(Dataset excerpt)
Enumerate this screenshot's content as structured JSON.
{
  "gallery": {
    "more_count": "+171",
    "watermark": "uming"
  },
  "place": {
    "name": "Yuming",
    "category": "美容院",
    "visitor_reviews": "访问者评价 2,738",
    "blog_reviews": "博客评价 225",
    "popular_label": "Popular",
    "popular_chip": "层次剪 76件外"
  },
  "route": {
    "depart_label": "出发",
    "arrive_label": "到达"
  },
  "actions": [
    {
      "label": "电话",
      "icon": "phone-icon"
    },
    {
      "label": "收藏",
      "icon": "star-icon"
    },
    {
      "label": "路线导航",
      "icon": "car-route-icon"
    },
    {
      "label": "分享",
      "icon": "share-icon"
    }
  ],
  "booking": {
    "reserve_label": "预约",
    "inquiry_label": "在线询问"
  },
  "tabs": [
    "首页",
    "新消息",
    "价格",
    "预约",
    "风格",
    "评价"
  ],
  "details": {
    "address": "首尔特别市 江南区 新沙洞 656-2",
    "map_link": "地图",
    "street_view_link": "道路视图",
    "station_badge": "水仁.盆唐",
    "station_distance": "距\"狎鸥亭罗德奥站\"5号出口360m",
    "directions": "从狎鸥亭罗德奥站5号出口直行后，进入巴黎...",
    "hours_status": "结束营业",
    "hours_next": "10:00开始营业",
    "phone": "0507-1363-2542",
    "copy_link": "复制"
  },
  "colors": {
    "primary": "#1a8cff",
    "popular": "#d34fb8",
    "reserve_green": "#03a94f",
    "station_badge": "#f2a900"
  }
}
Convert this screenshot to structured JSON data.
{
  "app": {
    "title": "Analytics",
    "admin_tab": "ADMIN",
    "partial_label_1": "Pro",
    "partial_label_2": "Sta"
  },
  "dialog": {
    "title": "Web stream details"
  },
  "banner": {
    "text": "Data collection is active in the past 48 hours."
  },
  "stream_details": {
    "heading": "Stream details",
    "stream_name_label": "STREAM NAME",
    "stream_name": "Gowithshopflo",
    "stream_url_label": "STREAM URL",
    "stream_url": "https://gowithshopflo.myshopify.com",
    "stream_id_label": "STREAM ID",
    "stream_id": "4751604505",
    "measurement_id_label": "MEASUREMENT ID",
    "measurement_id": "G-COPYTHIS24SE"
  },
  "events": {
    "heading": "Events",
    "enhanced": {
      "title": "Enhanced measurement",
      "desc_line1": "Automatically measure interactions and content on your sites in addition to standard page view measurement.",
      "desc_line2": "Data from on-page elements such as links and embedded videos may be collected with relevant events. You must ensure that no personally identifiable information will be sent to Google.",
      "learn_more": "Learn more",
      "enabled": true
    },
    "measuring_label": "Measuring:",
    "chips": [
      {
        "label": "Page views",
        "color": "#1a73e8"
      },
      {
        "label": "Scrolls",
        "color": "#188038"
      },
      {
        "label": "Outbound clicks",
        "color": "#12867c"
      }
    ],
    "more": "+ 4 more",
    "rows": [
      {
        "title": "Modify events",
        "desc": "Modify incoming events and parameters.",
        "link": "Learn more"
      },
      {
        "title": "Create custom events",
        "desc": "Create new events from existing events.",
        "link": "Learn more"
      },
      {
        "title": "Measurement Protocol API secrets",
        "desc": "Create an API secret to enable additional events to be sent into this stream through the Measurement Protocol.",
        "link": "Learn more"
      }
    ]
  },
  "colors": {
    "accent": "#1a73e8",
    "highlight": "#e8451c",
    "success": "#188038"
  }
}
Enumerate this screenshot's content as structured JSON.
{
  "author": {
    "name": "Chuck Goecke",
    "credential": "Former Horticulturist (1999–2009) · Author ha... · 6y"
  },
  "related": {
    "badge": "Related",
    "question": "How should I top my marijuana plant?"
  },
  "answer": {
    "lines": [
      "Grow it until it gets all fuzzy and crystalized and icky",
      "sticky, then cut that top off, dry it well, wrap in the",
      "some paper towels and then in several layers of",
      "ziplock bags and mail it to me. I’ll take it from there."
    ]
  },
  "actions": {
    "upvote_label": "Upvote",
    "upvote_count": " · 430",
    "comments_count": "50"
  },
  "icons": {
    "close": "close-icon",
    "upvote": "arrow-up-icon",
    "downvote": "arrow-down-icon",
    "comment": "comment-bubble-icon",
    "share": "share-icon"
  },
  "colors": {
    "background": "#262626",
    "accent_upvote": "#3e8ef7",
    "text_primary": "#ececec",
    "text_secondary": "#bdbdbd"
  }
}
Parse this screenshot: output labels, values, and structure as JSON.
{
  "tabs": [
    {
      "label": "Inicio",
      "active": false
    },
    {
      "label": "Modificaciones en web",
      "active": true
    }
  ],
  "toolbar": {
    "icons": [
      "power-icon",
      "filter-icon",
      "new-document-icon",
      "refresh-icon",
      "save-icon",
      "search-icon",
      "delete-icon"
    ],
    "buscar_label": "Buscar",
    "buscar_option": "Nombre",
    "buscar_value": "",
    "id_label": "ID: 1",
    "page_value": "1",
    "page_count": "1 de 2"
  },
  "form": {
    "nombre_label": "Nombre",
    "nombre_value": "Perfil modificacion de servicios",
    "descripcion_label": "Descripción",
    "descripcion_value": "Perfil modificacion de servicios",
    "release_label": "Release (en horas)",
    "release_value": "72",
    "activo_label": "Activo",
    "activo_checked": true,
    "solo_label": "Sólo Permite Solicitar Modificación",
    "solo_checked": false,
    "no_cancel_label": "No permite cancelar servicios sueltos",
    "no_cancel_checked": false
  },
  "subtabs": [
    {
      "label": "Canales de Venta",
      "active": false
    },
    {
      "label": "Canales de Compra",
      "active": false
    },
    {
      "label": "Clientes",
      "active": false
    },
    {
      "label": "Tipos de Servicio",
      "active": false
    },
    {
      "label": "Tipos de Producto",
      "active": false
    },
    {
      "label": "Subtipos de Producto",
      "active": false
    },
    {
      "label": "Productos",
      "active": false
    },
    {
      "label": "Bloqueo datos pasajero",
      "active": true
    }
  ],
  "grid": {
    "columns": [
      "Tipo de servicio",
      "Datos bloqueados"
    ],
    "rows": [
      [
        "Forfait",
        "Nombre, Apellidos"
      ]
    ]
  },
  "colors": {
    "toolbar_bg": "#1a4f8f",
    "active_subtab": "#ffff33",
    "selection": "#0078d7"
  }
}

YOUR GOAL
Locate each line containing the string "sent" and show it.

COMPLETE OUTPUT
      "desc_line2": "Data from on-page elements such as links and embedded videos may be collected with relevant events. You must ensure that no personally identifiable information will be sent to Google.",
        "desc": "Create an API secret to enable additional events to be sent into this stream through the Measurement Protocol.",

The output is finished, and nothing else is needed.